THE TASK:
All entries below need to be written out exactly, but without their pictures.

RAW DATA:
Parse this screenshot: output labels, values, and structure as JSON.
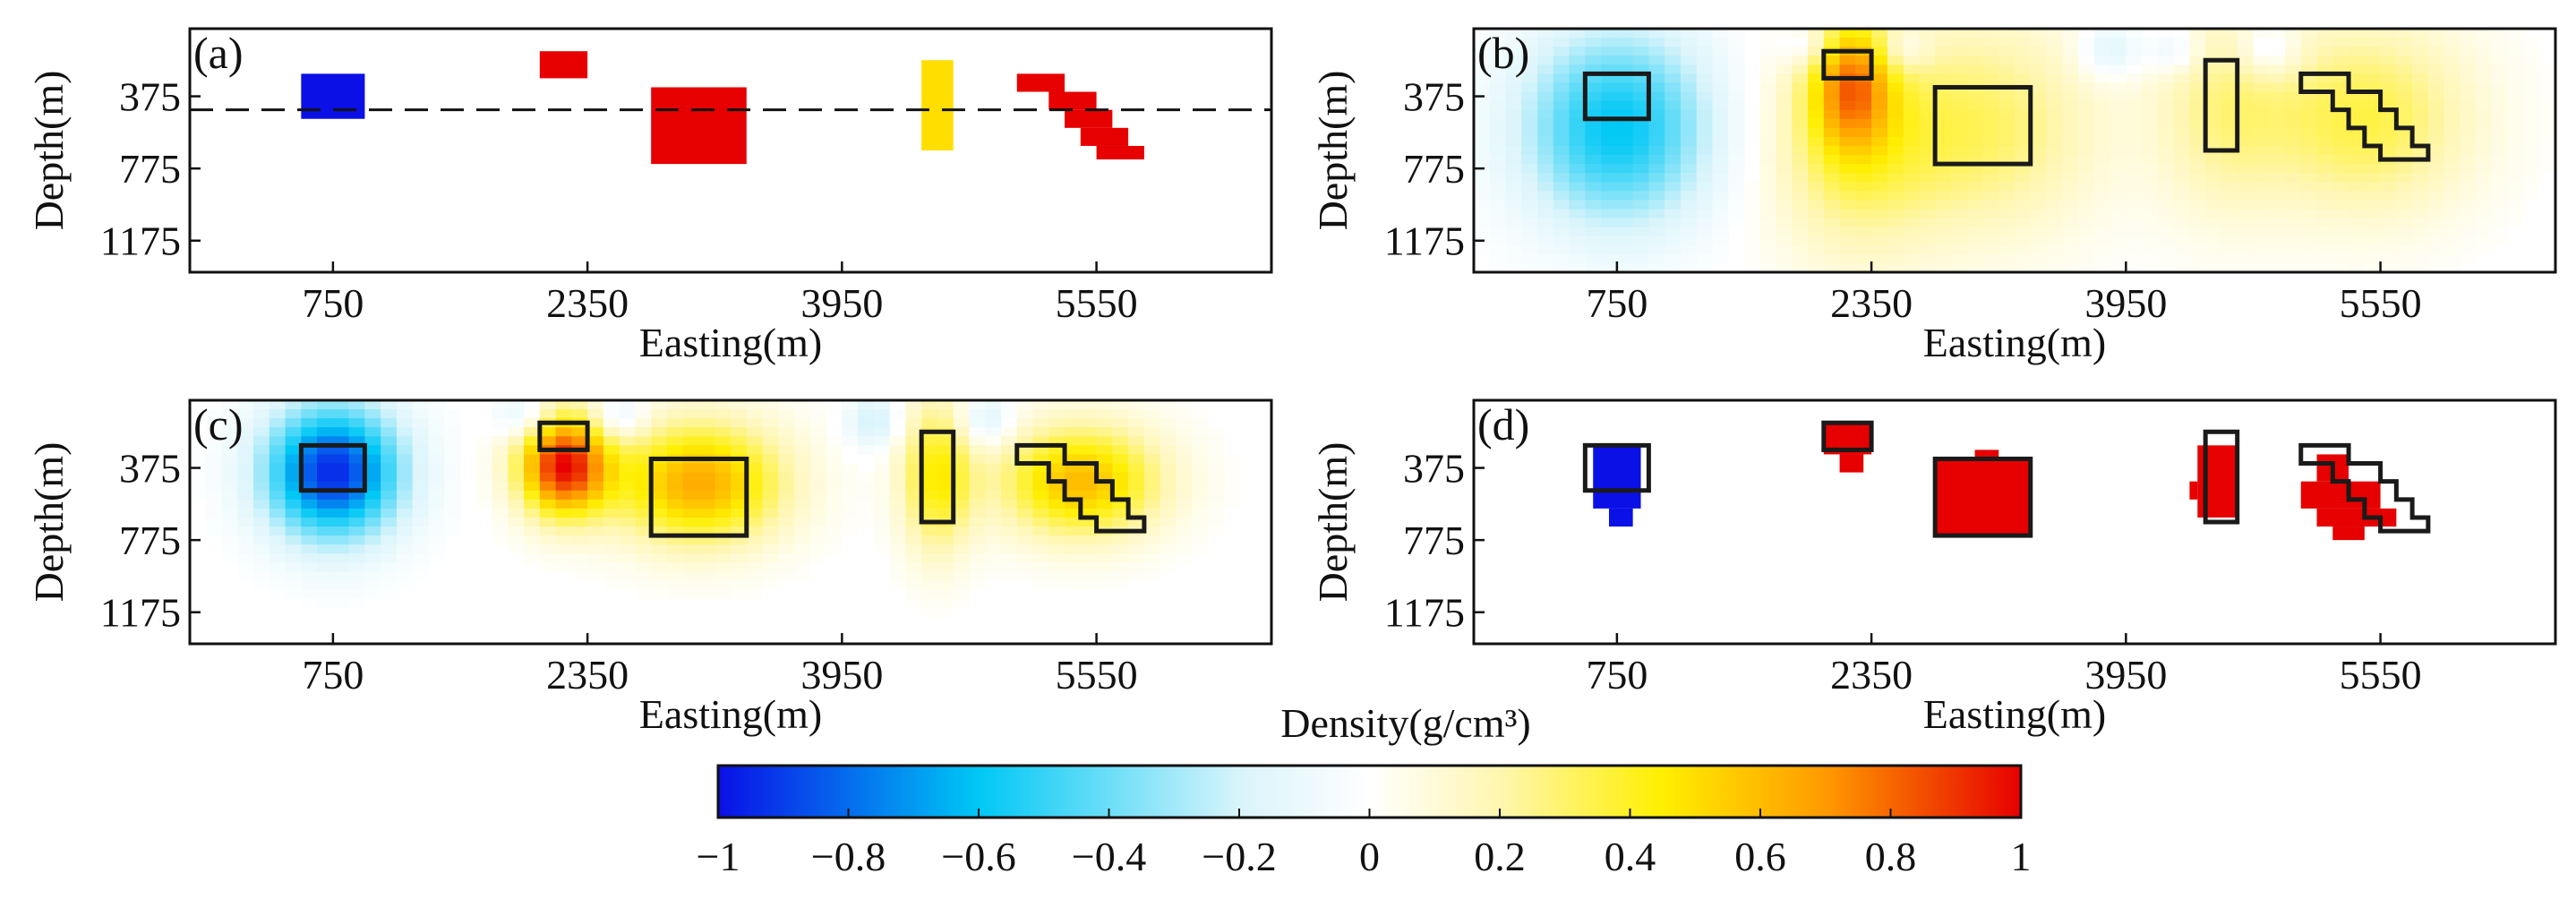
{
  "figure": {
    "colorbar_title": "Density(g/cm³)",
    "colorbar_ticks": [
      "−1",
      "−0.8",
      "−0.6",
      "−0.4",
      "−0.2",
      "0",
      "0.2",
      "0.4",
      "0.6",
      "0.8",
      "1"
    ],
    "colorbar_range": [
      -1,
      1
    ],
    "colorbar_stops": [
      {
        "v": -1.0,
        "color": "#0a10e6"
      },
      {
        "v": -0.6,
        "color": "#00c8f5"
      },
      {
        "v": -0.2,
        "color": "#d8f4fb"
      },
      {
        "v": 0.0,
        "color": "#ffffff"
      },
      {
        "v": 0.2,
        "color": "#fff6b0"
      },
      {
        "v": 0.45,
        "color": "#ffef00"
      },
      {
        "v": 0.7,
        "color": "#ff9a00"
      },
      {
        "v": 1.0,
        "color": "#e60000"
      }
    ]
  },
  "chart_data": [
    {
      "type": "heatmap",
      "panel": "(a)",
      "title": "(a)",
      "xlabel": "Easting(m)",
      "ylabel": "Depth(m)",
      "xticks": [
        "750",
        "2350",
        "3950",
        "5550"
      ],
      "yticks": [
        "375",
        "775",
        "1175"
      ],
      "xlim": [
        -150,
        6650
      ],
      "ylim": [
        0,
        1350
      ],
      "reference_depth": 450,
      "bodies": [
        {
          "name": "low-density block",
          "density": -1.0,
          "x": [
            550,
            950
          ],
          "z": [
            250,
            500
          ]
        },
        {
          "name": "shallow block",
          "density": 1.0,
          "x": [
            2050,
            2350
          ],
          "z": [
            125,
            275
          ]
        },
        {
          "name": "large block",
          "density": 1.0,
          "x": [
            2750,
            3350
          ],
          "z": [
            325,
            750
          ]
        },
        {
          "name": "dyke",
          "density": 0.5,
          "x": [
            4450,
            4650
          ],
          "z": [
            175,
            675
          ]
        },
        {
          "name": "dipping step 1",
          "density": 1.0,
          "x": [
            5050,
            5350
          ],
          "z": [
            250,
            350
          ]
        },
        {
          "name": "dipping step 2",
          "density": 1.0,
          "x": [
            5250,
            5550
          ],
          "z": [
            350,
            450
          ]
        },
        {
          "name": "dipping step 3",
          "density": 1.0,
          "x": [
            5350,
            5650
          ],
          "z": [
            450,
            550
          ]
        },
        {
          "name": "dipping step 4",
          "density": 1.0,
          "x": [
            5450,
            5750
          ],
          "z": [
            550,
            650
          ]
        },
        {
          "name": "dipping step 5",
          "density": 1.0,
          "x": [
            5550,
            5850
          ],
          "z": [
            650,
            725
          ]
        }
      ]
    },
    {
      "type": "heatmap",
      "panel": "(b)",
      "title": "(b)",
      "xlabel": "Easting(m)",
      "ylabel": "Depth(m)",
      "xticks": [
        "750",
        "2350",
        "3950",
        "5550"
      ],
      "yticks": [
        "375",
        "775",
        "1175"
      ],
      "xlim": [
        -150,
        6650
      ],
      "ylim": [
        0,
        1350
      ],
      "anomalies": [
        {
          "x": 750,
          "z": 550,
          "amp": -0.6,
          "sx": 420,
          "sz": 380
        },
        {
          "x": 2220,
          "z": 300,
          "amp": 0.55,
          "sx": 180,
          "sz": 260
        },
        {
          "x": 2220,
          "z": 650,
          "amp": 0.28,
          "sx": 380,
          "sz": 450
        },
        {
          "x": 3050,
          "z": 550,
          "amp": 0.3,
          "sx": 520,
          "sz": 430
        },
        {
          "x": 4550,
          "z": 450,
          "amp": 0.22,
          "sx": 300,
          "sz": 420
        },
        {
          "x": 5450,
          "z": 500,
          "amp": 0.35,
          "sx": 480,
          "sz": 380
        },
        {
          "x": 1950,
          "z": 100,
          "amp": -0.18,
          "sx": 120,
          "sz": 90
        },
        {
          "x": 2550,
          "z": 120,
          "amp": -0.18,
          "sx": 120,
          "sz": 90
        },
        {
          "x": 3850,
          "z": 120,
          "amp": -0.2,
          "sx": 140,
          "sz": 110
        },
        {
          "x": 4250,
          "z": 120,
          "amp": -0.18,
          "sx": 120,
          "sz": 90
        },
        {
          "x": 4850,
          "z": 120,
          "amp": -0.2,
          "sx": 140,
          "sz": 110
        }
      ]
    },
    {
      "type": "heatmap",
      "panel": "(c)",
      "title": "(c)",
      "xlabel": "Easting(m)",
      "ylabel": "Depth(m)",
      "xticks": [
        "750",
        "2350",
        "3950",
        "5550"
      ],
      "yticks": [
        "375",
        "775",
        "1175"
      ],
      "xlim": [
        -150,
        6650
      ],
      "ylim": [
        0,
        1350
      ],
      "anomalies": [
        {
          "x": 750,
          "z": 400,
          "amp": -0.95,
          "sx": 300,
          "sz": 260
        },
        {
          "x": 2200,
          "z": 360,
          "amp": 0.95,
          "sx": 200,
          "sz": 200
        },
        {
          "x": 3050,
          "z": 460,
          "amp": 0.65,
          "sx": 380,
          "sz": 240
        },
        {
          "x": 4550,
          "z": 420,
          "amp": 0.45,
          "sx": 160,
          "sz": 300
        },
        {
          "x": 5450,
          "z": 450,
          "amp": 0.6,
          "sx": 360,
          "sz": 220
        },
        {
          "x": 1950,
          "z": 100,
          "amp": -0.22,
          "sx": 120,
          "sz": 90
        },
        {
          "x": 2550,
          "z": 100,
          "amp": -0.22,
          "sx": 120,
          "sz": 90
        },
        {
          "x": 4150,
          "z": 120,
          "amp": -0.22,
          "sx": 120,
          "sz": 100
        },
        {
          "x": 4850,
          "z": 120,
          "amp": -0.22,
          "sx": 120,
          "sz": 100
        }
      ]
    },
    {
      "type": "heatmap",
      "panel": "(d)",
      "title": "(d)",
      "xlabel": "Easting(m)",
      "ylabel": "Depth(m)",
      "xticks": [
        "750",
        "2350",
        "3950",
        "5550"
      ],
      "yticks": [
        "375",
        "775",
        "1175"
      ],
      "xlim": [
        -150,
        6650
      ],
      "ylim": [
        0,
        1350
      ],
      "cells": [
        {
          "density": -1.0,
          "x": [
            600,
            900
          ],
          "z": [
            250,
            600
          ]
        },
        {
          "density": -1.0,
          "x": [
            700,
            850
          ],
          "z": [
            600,
            700
          ]
        },
        {
          "density": 1.0,
          "x": [
            2050,
            2350
          ],
          "z": [
            125,
            300
          ]
        },
        {
          "density": 1.0,
          "x": [
            2150,
            2300
          ],
          "z": [
            300,
            400
          ]
        },
        {
          "density": 1.0,
          "x": [
            2750,
            3350
          ],
          "z": [
            325,
            750
          ]
        },
        {
          "density": 1.0,
          "x": [
            3000,
            3150
          ],
          "z": [
            275,
            325
          ]
        },
        {
          "density": 1.0,
          "x": [
            4400,
            4650
          ],
          "z": [
            250,
            650
          ]
        },
        {
          "density": 1.0,
          "x": [
            4350,
            4400
          ],
          "z": [
            450,
            550
          ]
        },
        {
          "density": 1.0,
          "x": [
            5150,
            5350
          ],
          "z": [
            300,
            450
          ]
        },
        {
          "density": 1.0,
          "x": [
            5050,
            5550
          ],
          "z": [
            450,
            600
          ]
        },
        {
          "density": 1.0,
          "x": [
            5150,
            5650
          ],
          "z": [
            600,
            700
          ]
        },
        {
          "density": 1.0,
          "x": [
            5250,
            5450
          ],
          "z": [
            700,
            775
          ]
        }
      ]
    }
  ]
}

TASK RESULT:
Parse this screenshot: output labels, values, and structure as JSON.
{
  "figure": {
    "colorbar_title": "Density(g/cm³)",
    "colorbar_ticks": [
      "−1",
      "−0.8",
      "−0.6",
      "−0.4",
      "−0.2",
      "0",
      "0.2",
      "0.4",
      "0.6",
      "0.8",
      "1"
    ],
    "colorbar_range": [
      -1,
      1
    ],
    "colorbar_stops": [
      {
        "v": -1.0,
        "color": "#0a10e6"
      },
      {
        "v": -0.6,
        "color": "#00c8f5"
      },
      {
        "v": -0.2,
        "color": "#d8f4fb"
      },
      {
        "v": 0.0,
        "color": "#ffffff"
      },
      {
        "v": 0.2,
        "color": "#fff6b0"
      },
      {
        "v": 0.45,
        "color": "#ffef00"
      },
      {
        "v": 0.7,
        "color": "#ff9a00"
      },
      {
        "v": 1.0,
        "color": "#e60000"
      }
    ]
  },
  "chart_data": [
    {
      "type": "heatmap",
      "panel": "(a)",
      "title": "(a)",
      "xlabel": "Easting(m)",
      "ylabel": "Depth(m)",
      "xticks": [
        "750",
        "2350",
        "3950",
        "5550"
      ],
      "yticks": [
        "375",
        "775",
        "1175"
      ],
      "xlim": [
        -150,
        6650
      ],
      "ylim": [
        0,
        1350
      ],
      "reference_depth": 450,
      "bodies": [
        {
          "name": "low-density block",
          "density": -1.0,
          "x": [
            550,
            950
          ],
          "z": [
            250,
            500
          ]
        },
        {
          "name": "shallow block",
          "density": 1.0,
          "x": [
            2050,
            2350
          ],
          "z": [
            125,
            275
          ]
        },
        {
          "name": "large block",
          "density": 1.0,
          "x": [
            2750,
            3350
          ],
          "z": [
            325,
            750
          ]
        },
        {
          "name": "dyke",
          "density": 0.5,
          "x": [
            4450,
            4650
          ],
          "z": [
            175,
            675
          ]
        },
        {
          "name": "dipping step 1",
          "density": 1.0,
          "x": [
            5050,
            5350
          ],
          "z": [
            250,
            350
          ]
        },
        {
          "name": "dipping step 2",
          "density": 1.0,
          "x": [
            5250,
            5550
          ],
          "z": [
            350,
            450
          ]
        },
        {
          "name": "dipping step 3",
          "density": 1.0,
          "x": [
            5350,
            5650
          ],
          "z": [
            450,
            550
          ]
        },
        {
          "name": "dipping step 4",
          "density": 1.0,
          "x": [
            5450,
            5750
          ],
          "z": [
            550,
            650
          ]
        },
        {
          "name": "dipping step 5",
          "density": 1.0,
          "x": [
            5550,
            5850
          ],
          "z": [
            650,
            725
          ]
        }
      ]
    },
    {
      "type": "heatmap",
      "panel": "(b)",
      "title": "(b)",
      "xlabel": "Easting(m)",
      "ylabel": "Depth(m)",
      "xticks": [
        "750",
        "2350",
        "3950",
        "5550"
      ],
      "yticks": [
        "375",
        "775",
        "1175"
      ],
      "xlim": [
        -150,
        6650
      ],
      "ylim": [
        0,
        1350
      ],
      "anomalies": [
        {
          "x": 750,
          "z": 550,
          "amp": -0.6,
          "sx": 420,
          "sz": 380
        },
        {
          "x": 2220,
          "z": 300,
          "amp": 0.55,
          "sx": 180,
          "sz": 260
        },
        {
          "x": 2220,
          "z": 650,
          "amp": 0.28,
          "sx": 380,
          "sz": 450
        },
        {
          "x": 3050,
          "z": 550,
          "amp": 0.3,
          "sx": 520,
          "sz": 430
        },
        {
          "x": 4550,
          "z": 450,
          "amp": 0.22,
          "sx": 300,
          "sz": 420
        },
        {
          "x": 5450,
          "z": 500,
          "amp": 0.35,
          "sx": 480,
          "sz": 380
        },
        {
          "x": 1950,
          "z": 100,
          "amp": -0.18,
          "sx": 120,
          "sz": 90
        },
        {
          "x": 2550,
          "z": 120,
          "amp": -0.18,
          "sx": 120,
          "sz": 90
        },
        {
          "x": 3850,
          "z": 120,
          "amp": -0.2,
          "sx": 140,
          "sz": 110
        },
        {
          "x": 4250,
          "z": 120,
          "amp": -0.18,
          "sx": 120,
          "sz": 90
        },
        {
          "x": 4850,
          "z": 120,
          "amp": -0.2,
          "sx": 140,
          "sz": 110
        }
      ]
    },
    {
      "type": "heatmap",
      "panel": "(c)",
      "title": "(c)",
      "xlabel": "Easting(m)",
      "ylabel": "Depth(m)",
      "xticks": [
        "750",
        "2350",
        "3950",
        "5550"
      ],
      "yticks": [
        "375",
        "775",
        "1175"
      ],
      "xlim": [
        -150,
        6650
      ],
      "ylim": [
        0,
        1350
      ],
      "anomalies": [
        {
          "x": 750,
          "z": 400,
          "amp": -0.95,
          "sx": 300,
          "sz": 260
        },
        {
          "x": 2200,
          "z": 360,
          "amp": 0.95,
          "sx": 200,
          "sz": 200
        },
        {
          "x": 3050,
          "z": 460,
          "amp": 0.65,
          "sx": 380,
          "sz": 240
        },
        {
          "x": 4550,
          "z": 420,
          "amp": 0.45,
          "sx": 160,
          "sz": 300
        },
        {
          "x": 5450,
          "z": 450,
          "amp": 0.6,
          "sx": 360,
          "sz": 220
        },
        {
          "x": 1950,
          "z": 100,
          "amp": -0.22,
          "sx": 120,
          "sz": 90
        },
        {
          "x": 2550,
          "z": 100,
          "amp": -0.22,
          "sx": 120,
          "sz": 90
        },
        {
          "x": 4150,
          "z": 120,
          "amp": -0.22,
          "sx": 120,
          "sz": 100
        },
        {
          "x": 4850,
          "z": 120,
          "amp": -0.22,
          "sx": 120,
          "sz": 100
        }
      ]
    },
    {
      "type": "heatmap",
      "panel": "(d)",
      "title": "(d)",
      "xlabel": "Easting(m)",
      "ylabel": "Depth(m)",
      "xticks": [
        "750",
        "2350",
        "3950",
        "5550"
      ],
      "yticks": [
        "375",
        "775",
        "1175"
      ],
      "xlim": [
        -150,
        6650
      ],
      "ylim": [
        0,
        1350
      ],
      "cells": [
        {
          "density": -1.0,
          "x": [
            600,
            900
          ],
          "z": [
            250,
            600
          ]
        },
        {
          "density": -1.0,
          "x": [
            700,
            850
          ],
          "z": [
            600,
            700
          ]
        },
        {
          "density": 1.0,
          "x": [
            2050,
            2350
          ],
          "z": [
            125,
            300
          ]
        },
        {
          "density": 1.0,
          "x": [
            2150,
            2300
          ],
          "z": [
            300,
            400
          ]
        },
        {
          "density": 1.0,
          "x": [
            2750,
            3350
          ],
          "z": [
            325,
            750
          ]
        },
        {
          "density": 1.0,
          "x": [
            3000,
            3150
          ],
          "z": [
            275,
            325
          ]
        },
        {
          "density": 1.0,
          "x": [
            4400,
            4650
          ],
          "z": [
            250,
            650
          ]
        },
        {
          "density": 1.0,
          "x": [
            4350,
            4400
          ],
          "z": [
            450,
            550
          ]
        },
        {
          "density": 1.0,
          "x": [
            5150,
            5350
          ],
          "z": [
            300,
            450
          ]
        },
        {
          "density": 1.0,
          "x": [
            5050,
            5550
          ],
          "z": [
            450,
            600
          ]
        },
        {
          "density": 1.0,
          "x": [
            5150,
            5650
          ],
          "z": [
            600,
            700
          ]
        },
        {
          "density": 1.0,
          "x": [
            5250,
            5450
          ],
          "z": [
            700,
            775
          ]
        }
      ]
    }
  ]
}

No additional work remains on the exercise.